- _The request_
Tally the lines in the records below that contain the string "project", and reply with the number only.

- _Extracted material_
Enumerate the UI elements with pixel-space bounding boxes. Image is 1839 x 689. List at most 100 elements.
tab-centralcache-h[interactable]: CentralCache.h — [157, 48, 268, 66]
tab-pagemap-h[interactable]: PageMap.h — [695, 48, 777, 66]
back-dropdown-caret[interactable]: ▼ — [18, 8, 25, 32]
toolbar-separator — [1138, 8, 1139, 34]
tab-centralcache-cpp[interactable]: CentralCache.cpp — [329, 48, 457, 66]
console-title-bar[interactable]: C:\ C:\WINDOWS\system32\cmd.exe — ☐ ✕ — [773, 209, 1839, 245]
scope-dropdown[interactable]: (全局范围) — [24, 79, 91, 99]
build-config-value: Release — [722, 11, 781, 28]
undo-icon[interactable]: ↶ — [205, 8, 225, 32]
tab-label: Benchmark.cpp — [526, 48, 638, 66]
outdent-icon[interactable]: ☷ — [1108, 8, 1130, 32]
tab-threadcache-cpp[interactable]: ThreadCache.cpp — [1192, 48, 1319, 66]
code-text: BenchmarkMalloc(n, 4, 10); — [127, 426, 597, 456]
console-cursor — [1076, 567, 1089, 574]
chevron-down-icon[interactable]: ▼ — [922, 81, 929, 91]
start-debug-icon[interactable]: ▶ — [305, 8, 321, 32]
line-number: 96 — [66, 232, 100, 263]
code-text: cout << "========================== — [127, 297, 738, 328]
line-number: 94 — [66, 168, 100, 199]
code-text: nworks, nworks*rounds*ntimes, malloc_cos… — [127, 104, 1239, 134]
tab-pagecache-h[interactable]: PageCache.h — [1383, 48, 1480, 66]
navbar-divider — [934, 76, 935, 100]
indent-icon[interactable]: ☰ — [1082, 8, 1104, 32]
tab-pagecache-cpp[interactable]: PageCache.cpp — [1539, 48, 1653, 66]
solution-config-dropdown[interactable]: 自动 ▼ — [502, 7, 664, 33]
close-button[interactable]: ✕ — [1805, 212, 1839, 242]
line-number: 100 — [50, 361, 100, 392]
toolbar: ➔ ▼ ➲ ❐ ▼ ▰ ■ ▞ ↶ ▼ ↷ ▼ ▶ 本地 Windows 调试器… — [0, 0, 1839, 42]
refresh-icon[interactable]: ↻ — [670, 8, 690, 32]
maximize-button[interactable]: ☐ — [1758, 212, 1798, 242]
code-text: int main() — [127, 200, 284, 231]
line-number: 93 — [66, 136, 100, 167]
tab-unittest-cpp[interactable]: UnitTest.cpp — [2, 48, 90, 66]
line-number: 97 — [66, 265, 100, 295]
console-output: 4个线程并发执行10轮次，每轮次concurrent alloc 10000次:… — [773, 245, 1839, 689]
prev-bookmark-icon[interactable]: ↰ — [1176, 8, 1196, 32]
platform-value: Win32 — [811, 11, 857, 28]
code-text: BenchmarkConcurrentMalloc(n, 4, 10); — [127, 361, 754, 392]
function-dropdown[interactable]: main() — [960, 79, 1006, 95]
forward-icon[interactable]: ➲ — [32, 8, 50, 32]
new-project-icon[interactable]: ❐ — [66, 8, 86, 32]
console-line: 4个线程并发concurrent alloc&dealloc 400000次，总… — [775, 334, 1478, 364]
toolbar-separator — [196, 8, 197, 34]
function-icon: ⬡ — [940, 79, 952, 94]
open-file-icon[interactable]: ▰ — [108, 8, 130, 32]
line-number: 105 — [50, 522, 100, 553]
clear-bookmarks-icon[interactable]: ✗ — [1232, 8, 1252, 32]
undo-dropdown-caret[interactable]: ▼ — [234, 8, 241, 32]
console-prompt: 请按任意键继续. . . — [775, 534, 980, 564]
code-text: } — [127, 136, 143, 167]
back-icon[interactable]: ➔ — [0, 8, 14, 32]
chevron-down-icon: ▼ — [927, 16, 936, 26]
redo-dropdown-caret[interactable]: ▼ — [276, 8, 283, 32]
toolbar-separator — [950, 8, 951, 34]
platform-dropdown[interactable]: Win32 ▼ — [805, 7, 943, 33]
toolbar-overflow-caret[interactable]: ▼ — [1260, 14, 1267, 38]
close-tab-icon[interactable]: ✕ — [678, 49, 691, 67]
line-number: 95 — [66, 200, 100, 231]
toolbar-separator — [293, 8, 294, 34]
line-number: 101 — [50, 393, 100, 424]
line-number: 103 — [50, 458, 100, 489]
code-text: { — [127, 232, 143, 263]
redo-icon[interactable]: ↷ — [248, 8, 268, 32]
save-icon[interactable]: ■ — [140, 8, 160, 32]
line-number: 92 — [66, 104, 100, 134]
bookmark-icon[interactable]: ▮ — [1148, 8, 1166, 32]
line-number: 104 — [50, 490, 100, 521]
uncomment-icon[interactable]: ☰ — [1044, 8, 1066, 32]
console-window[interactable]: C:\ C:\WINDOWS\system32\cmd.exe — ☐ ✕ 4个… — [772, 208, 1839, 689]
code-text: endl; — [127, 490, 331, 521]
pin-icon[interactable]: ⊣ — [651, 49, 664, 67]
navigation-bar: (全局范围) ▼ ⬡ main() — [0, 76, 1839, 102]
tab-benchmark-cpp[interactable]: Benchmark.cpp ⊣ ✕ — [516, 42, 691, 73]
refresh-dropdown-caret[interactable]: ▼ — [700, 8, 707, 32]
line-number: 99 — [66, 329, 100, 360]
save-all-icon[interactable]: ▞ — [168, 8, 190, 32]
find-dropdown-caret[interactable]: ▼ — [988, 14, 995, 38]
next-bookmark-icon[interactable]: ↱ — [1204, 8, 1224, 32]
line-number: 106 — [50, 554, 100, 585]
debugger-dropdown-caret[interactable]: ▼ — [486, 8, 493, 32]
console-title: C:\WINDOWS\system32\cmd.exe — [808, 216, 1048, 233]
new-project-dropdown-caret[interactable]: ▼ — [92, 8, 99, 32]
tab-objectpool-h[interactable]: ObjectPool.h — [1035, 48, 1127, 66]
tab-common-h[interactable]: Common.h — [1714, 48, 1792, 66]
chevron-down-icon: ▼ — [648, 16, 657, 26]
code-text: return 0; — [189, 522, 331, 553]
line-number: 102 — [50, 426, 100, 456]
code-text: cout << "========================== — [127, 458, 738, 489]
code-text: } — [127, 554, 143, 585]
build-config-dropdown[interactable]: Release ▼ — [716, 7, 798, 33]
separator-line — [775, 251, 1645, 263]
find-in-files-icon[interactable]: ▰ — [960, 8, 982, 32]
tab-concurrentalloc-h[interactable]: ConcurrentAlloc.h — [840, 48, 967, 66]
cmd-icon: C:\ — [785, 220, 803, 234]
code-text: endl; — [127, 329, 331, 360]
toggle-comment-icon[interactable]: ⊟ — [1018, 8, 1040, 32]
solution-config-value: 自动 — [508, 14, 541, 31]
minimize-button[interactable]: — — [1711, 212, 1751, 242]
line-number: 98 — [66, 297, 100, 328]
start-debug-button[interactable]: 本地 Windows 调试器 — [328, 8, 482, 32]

- _Output of the task_
2